Reproduce all of the records exactly.

--- GIVEN DATA ---

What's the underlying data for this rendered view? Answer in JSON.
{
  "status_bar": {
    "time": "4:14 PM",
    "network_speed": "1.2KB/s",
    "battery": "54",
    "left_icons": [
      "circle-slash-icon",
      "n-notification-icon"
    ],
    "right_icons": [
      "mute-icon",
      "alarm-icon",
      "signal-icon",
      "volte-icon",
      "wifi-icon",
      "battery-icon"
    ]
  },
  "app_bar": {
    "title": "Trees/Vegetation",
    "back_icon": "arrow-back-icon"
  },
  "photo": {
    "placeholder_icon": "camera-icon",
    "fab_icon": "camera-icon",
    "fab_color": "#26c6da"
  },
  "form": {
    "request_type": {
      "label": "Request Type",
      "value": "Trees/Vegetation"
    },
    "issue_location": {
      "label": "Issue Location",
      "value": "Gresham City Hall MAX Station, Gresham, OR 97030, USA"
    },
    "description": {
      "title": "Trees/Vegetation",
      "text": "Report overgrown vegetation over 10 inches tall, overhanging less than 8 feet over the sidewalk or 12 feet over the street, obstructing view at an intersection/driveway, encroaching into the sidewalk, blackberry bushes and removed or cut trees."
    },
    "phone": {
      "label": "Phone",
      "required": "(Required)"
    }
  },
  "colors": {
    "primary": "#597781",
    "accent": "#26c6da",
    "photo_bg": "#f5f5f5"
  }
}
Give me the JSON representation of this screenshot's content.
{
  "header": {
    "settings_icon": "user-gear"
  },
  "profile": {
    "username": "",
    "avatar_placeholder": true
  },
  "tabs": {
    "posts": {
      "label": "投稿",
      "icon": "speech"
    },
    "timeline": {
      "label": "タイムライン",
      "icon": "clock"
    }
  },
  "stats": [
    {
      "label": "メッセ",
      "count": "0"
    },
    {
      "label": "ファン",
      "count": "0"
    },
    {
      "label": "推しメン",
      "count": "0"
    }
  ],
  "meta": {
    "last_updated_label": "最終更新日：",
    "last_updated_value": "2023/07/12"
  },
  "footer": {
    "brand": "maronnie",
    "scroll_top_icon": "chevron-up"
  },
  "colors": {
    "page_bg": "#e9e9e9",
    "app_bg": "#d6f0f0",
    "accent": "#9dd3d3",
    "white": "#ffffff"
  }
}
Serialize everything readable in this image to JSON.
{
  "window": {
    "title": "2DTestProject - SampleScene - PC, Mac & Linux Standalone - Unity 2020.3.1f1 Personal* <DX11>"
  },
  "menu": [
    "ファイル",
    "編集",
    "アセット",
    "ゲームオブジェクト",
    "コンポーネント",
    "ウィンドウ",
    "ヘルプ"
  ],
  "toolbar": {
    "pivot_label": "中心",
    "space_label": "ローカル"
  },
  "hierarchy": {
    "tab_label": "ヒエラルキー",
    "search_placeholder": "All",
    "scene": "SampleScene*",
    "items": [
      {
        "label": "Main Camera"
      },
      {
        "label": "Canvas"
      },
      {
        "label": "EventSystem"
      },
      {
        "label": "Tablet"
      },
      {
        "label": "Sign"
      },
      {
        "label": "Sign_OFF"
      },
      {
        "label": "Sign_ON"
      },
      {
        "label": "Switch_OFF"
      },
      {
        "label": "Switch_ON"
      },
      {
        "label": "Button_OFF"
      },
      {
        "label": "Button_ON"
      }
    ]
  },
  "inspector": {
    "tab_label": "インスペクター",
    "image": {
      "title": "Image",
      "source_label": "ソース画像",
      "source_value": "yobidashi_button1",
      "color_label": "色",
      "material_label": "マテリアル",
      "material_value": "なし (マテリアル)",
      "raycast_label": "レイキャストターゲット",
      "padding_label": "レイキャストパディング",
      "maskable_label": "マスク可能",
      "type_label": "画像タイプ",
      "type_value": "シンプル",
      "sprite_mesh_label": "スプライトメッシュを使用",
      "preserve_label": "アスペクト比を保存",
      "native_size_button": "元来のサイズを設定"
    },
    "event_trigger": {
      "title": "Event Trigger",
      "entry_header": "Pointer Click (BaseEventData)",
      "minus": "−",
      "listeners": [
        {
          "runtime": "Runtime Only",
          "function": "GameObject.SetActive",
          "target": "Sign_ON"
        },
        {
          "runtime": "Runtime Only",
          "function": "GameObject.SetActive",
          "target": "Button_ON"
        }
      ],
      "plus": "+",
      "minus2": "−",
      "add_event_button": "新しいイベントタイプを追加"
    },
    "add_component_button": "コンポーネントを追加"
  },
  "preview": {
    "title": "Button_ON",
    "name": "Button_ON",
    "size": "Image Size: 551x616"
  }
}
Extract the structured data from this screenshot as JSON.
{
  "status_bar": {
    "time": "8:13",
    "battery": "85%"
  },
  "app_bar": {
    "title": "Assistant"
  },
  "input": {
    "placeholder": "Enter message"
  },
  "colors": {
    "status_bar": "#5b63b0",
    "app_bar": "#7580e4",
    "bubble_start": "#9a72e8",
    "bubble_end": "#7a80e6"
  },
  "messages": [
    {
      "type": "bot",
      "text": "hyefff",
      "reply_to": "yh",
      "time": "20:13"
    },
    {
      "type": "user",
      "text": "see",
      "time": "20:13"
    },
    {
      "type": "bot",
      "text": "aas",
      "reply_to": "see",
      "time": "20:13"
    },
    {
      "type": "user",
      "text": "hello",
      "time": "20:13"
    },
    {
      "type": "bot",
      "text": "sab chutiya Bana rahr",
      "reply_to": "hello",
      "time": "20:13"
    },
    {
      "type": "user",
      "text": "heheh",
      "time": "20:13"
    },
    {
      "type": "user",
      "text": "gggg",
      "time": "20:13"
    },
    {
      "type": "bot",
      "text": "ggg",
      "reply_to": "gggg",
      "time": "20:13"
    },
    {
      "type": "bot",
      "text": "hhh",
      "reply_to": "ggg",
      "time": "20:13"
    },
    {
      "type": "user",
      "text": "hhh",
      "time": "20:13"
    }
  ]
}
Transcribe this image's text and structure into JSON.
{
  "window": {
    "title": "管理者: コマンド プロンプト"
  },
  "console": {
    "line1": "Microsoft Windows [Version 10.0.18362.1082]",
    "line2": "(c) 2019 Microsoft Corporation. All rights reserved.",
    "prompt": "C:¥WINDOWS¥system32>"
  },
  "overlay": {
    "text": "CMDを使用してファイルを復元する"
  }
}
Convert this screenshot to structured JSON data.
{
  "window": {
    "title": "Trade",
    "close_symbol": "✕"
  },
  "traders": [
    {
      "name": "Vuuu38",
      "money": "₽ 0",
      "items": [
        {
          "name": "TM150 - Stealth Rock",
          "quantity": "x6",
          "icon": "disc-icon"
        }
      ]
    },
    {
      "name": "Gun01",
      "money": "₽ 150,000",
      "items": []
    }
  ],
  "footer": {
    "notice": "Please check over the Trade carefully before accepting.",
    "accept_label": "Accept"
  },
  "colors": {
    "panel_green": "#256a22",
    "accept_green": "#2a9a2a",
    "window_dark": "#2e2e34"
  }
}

---

* FULL OUTPUT
What's the underlying data for this rendered view? Answer in JSON.
{
  "status_bar": {
    "time": "4:14 PM",
    "network_speed": "1.2KB/s",
    "battery": "54",
    "left_icons": [
      "circle-slash-icon",
      "n-notification-icon"
    ],
    "right_icons": [
      "mute-icon",
      "alarm-icon",
      "signal-icon",
      "volte-icon",
      "wifi-icon",
      "battery-icon"
    ]
  },
  "app_bar": {
    "title": "Trees/Vegetation",
    "back_icon": "arrow-back-icon"
  },
  "photo": {
    "placeholder_icon": "camera-icon",
    "fab_icon": "camera-icon",
    "fab_color": "#26c6da"
  },
  "form": {
    "request_type": {
      "label": "Request Type",
      "value": "Trees/Vegetation"
    },
    "issue_location": {
      "label": "Issue Location",
      "value": "Gresham City Hall MAX Station, Gresham, OR 97030, USA"
    },
    "description": {
      "title": "Trees/Vegetation",
      "text": "Report overgrown vegetation over 10 inches tall, overhanging less than 8 feet over the sidewalk or 12 feet over the street, obstructing view at an intersection/driveway, encroaching into the sidewalk, blackberry bushes and removed or cut trees."
    },
    "phone": {
      "label": "Phone",
      "required": "(Required)"
    }
  },
  "colors": {
    "primary": "#597781",
    "accent": "#26c6da",
    "photo_bg": "#f5f5f5"
  }
}
Give me the JSON representation of this screenshot's content.
{
  "header": {
    "settings_icon": "user-gear"
  },
  "profile": {
    "username": "",
    "avatar_placeholder": true
  },
  "tabs": {
    "posts": {
      "label": "投稿",
      "icon": "speech"
    },
    "timeline": {
      "label": "タイムライン",
      "icon": "clock"
    }
  },
  "stats": [
    {
      "label": "メッセ",
      "count": "0"
    },
    {
      "label": "ファン",
      "count": "0"
    },
    {
      "label": "推しメン",
      "count": "0"
    }
  ],
  "meta": {
    "last_updated_label": "最終更新日：",
    "last_updated_value": "2023/07/12"
  },
  "footer": {
    "brand": "maronnie",
    "scroll_top_icon": "chevron-up"
  },
  "colors": {
    "page_bg": "#e9e9e9",
    "app_bg": "#d6f0f0",
    "accent": "#9dd3d3",
    "white": "#ffffff"
  }
}
Serialize everything readable in this image to JSON.
{
  "window": {
    "title": "2DTestProject - SampleScene - PC, Mac & Linux Standalone - Unity 2020.3.1f1 Personal* <DX11>"
  },
  "menu": [
    "ファイル",
    "編集",
    "アセット",
    "ゲームオブジェクト",
    "コンポーネント",
    "ウィンドウ",
    "ヘルプ"
  ],
  "toolbar": {
    "pivot_label": "中心",
    "space_label": "ローカル"
  },
  "hierarchy": {
    "tab_label": "ヒエラルキー",
    "search_placeholder": "All",
    "scene": "SampleScene*",
    "items": [
      {
        "label": "Main Camera"
      },
      {
        "label": "Canvas"
      },
      {
        "label": "EventSystem"
      },
      {
        "label": "Tablet"
      },
      {
        "label": "Sign"
      },
      {
        "label": "Sign_OFF"
      },
      {
        "label": "Sign_ON"
      },
      {
        "label": "Switch_OFF"
      },
      {
        "label": "Switch_ON"
      },
      {
        "label": "Button_OFF"
      },
      {
        "label": "Button_ON"
      }
    ]
  },
  "inspector": {
    "tab_label": "インスペクター",
    "image": {
      "title": "Image",
      "source_label": "ソース画像",
      "source_value": "yobidashi_button1",
      "color_label": "色",
      "material_label": "マテリアル",
      "material_value": "なし (マテリアル)",
      "raycast_label": "レイキャストターゲット",
      "padding_label": "レイキャストパディング",
      "maskable_label": "マスク可能",
      "type_label": "画像タイプ",
      "type_value": "シンプル",
      "sprite_mesh_label": "スプライトメッシュを使用",
      "preserve_label": "アスペクト比を保存",
      "native_size_button": "元来のサイズを設定"
    },
    "event_trigger": {
      "title": "Event Trigger",
      "entry_header": "Pointer Click (BaseEventData)",
      "minus": "−",
      "listeners": [
        {
          "runtime": "Runtime Only",
          "function": "GameObject.SetActive",
          "target": "Sign_ON"
        },
        {
          "runtime": "Runtime Only",
          "function": "GameObject.SetActive",
          "target": "Button_ON"
        }
      ],
      "plus": "+",
      "minus2": "−",
      "add_event_button": "新しいイベントタイプを追加"
    },
    "add_component_button": "コンポーネントを追加"
  },
  "preview": {
    "title": "Button_ON",
    "name": "Button_ON",
    "size": "Image Size: 551x616"
  }
}
Extract the structured data from this screenshot as JSON.
{
  "status_bar": {
    "time": "8:13",
    "battery": "85%"
  },
  "app_bar": {
    "title": "Assistant"
  },
  "input": {
    "placeholder": "Enter message"
  },
  "colors": {
    "status_bar": "#5b63b0",
    "app_bar": "#7580e4",
    "bubble_start": "#9a72e8",
    "bubble_end": "#7a80e6"
  },
  "messages": [
    {
      "type": "bot",
      "text": "hyefff",
      "reply_to": "yh",
      "time": "20:13"
    },
    {
      "type": "user",
      "text": "see",
      "time": "20:13"
    },
    {
      "type": "bot",
      "text": "aas",
      "reply_to": "see",
      "time": "20:13"
    },
    {
      "type": "user",
      "text": "hello",
      "time": "20:13"
    },
    {
      "type": "bot",
      "text": "sab chutiya Bana rahr",
      "reply_to": "hello",
      "time": "20:13"
    },
    {
      "type": "user",
      "text": "heheh",
      "time": "20:13"
    },
    {
      "type": "user",
      "text": "gggg",
      "time": "20:13"
    },
    {
      "type": "bot",
      "text": "ggg",
      "reply_to": "gggg",
      "time": "20:13"
    },
    {
      "type": "bot",
      "text": "hhh",
      "reply_to": "ggg",
      "time": "20:13"
    },
    {
      "type": "user",
      "text": "hhh",
      "time": "20:13"
    }
  ]
}
Transcribe this image's text and structure into JSON.
{
  "window": {
    "title": "管理者: コマンド プロンプト"
  },
  "console": {
    "line1": "Microsoft Windows [Version 10.0.18362.1082]",
    "line2": "(c) 2019 Microsoft Corporation. All rights reserved.",
    "prompt": "C:¥WINDOWS¥system32>"
  },
  "overlay": {
    "text": "CMDを使用してファイルを復元する"
  }
}
Convert this screenshot to structured JSON data.
{
  "window": {
    "title": "Trade",
    "close_symbol": "✕"
  },
  "traders": [
    {
      "name": "Vuuu38",
      "money": "₽ 0",
      "items": [
        {
          "name": "TM150 - Stealth Rock",
          "quantity": "x6",
          "icon": "disc-icon"
        }
      ]
    },
    {
      "name": "Gun01",
      "money": "₽ 150,000",
      "items": []
    }
  ],
  "footer": {
    "notice": "Please check over the Trade carefully before accepting.",
    "accept_label": "Accept"
  },
  "colors": {
    "panel_green": "#256a22",
    "accept_green": "#2a9a2a",
    "window_dark": "#2e2e34"
  }
}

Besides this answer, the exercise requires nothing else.